> [СПИСОК ЗАДАНИЙ]
• a. Ответьте на вопросы по тексту о фильме «Квадрат»:
(i) В каком году вышла «Фрекен Юлия» Альфа Шеберга?
(ii) Какой актер исполняет роль куратора Кристиана?
(iii) В каком городе происходит эпидемия детского рэкета в фильме «Игра»?
• b. Перечислите все фильмы, названия которых приводятся в тексте о фильме «Квадрат».
• c. Перепечатайте из текста о фильме «Квадрат» фрагмент, который открывается словами «В российских кинотеатрах» и заканчивается словами «неизбывная экзистенциальная беспомощность.».

В российских кинотеатрах уже несколько дней можно увидеть едкую арт-сатиру «Квадрат» Рубена Эстлунда, который три месяца назад победил в основном конкурсе Каннского фестиваля — первая «Золотая пальмовая ветвь» для шведского кино после «Фрекен Юлии» Альфа Шеберга в 1951 году. Всерьез о шведе заговорили в начале 2010-х — в сравнении с типовым, монотонно угрюмым кино морального беспокойства «Игра» и «Форс-мажор» смотрелись не очередным диагнозом обществу, а злорадной похоронной частушкой на смерть европейского обывателя. Сюжеты его фильмов строятся вокруг анекдотических происшествий — но и эпидемия детского рэкета в Гетеборге («Игра»), и сход лавины на альпийском курорте («Форс-мажор») Эстлунду нужны, чтобы предъявить зрителю гнойники на теле первого мира, будь то расслоение и неравенство или социальные барьеры и неизбывная экзистенциальная беспомощность.
В покорившем Канны «Квадрате» шведский режиссер сменил комедийный калибр — это уже не партизанский подкоп под истеблишмент, а натуральная ковровая бомбардировка: жалко выглядят все: и буржуазия, и богема, и средний класс, даже беженцы. Главный герой, куратор Кристиан (Клас Банг), начинает работу во главе модной стокгольмской галереи — но в «Квадрате» она оказывается зоной не просвещения и единения, но абсурда и фальши, одной на все классы растерянности перед лукавым лицом современного искусства. Сам мир высокой культуры здесь живет по законам наглого и помпезного надувательства: Эстлунд высмеивает его в пародийных, беззастенчиво популистских сценках: то заезжий болтун-концептуалист нарывается на синдром Туретта, то спонсоров музея вгоняет в краску акционист в образе шимпанзе. Главного героя-куратора и самого срывает с катушек — помог прохожей-аферистке, лишился кошелька и запонок, а вслед за ними — и жизненных ориентиров с репутацией. «Лента.ру» поговорила с Эстлундом и о современном искусстве, и о кино, и об ошибках социумов.

> [ИСХОДНЫЕ ДАННЫЕ]
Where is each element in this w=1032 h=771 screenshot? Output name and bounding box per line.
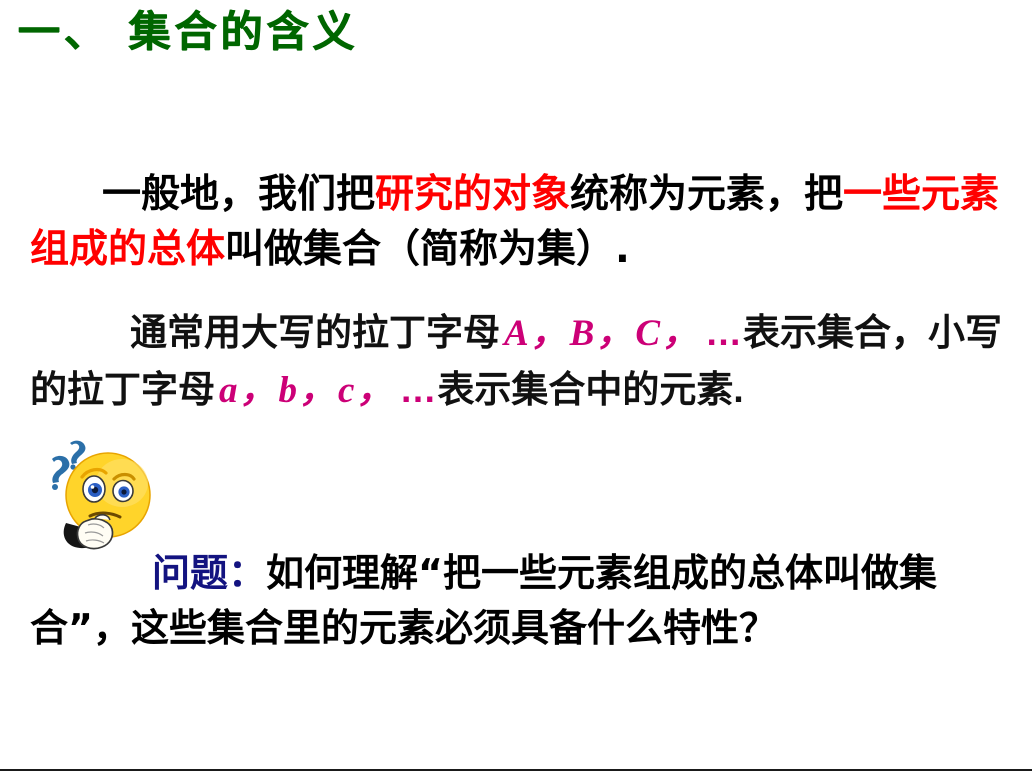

> [РЕШЕНИЯ ЗАДАНИЙ]
• a.
(i) В 1951 году.
(ii) Клас Банг.
(iii) В Гетеборге.

• b. «Квадрат», «Фрекен Юлия», «Игра», «Форс-мажор».

• c.
В российских кинотеатрах уже несколько дней можно увидеть едкую арт-сатиру «Квадрат» Рубена Эстлунда, который три месяца назад победил в основном конкурсе Каннского фестиваля — первая «Золотая пальмовая ветвь» для шведского кино после «Фрекен Юлии» Альфа Шеберга в 1951 году. Всерьез о шведе заговорили в начале 2010-х — в сравнении с типовым, монотонно угрюмым кино морального беспокойства «Игра» и «Форс-мажор» смотрелись не очередным диагнозом обществу, а злорадной похоронной частушкой на смерть европейского обывателя. Сюжеты его фильмов строятся вокруг анекдотических происшествий — но и эпидемия детского рэкета в Гетеборге («Игра»), и сход лавины на альпийском курорте («Форс-мажор») Эстлунду нужны, чтобы предъявить зрителю гнойники на теле первого мира, будь то расслоение и неравенство или социальные барьеры и неизбывная экзистенциальная беспомощность.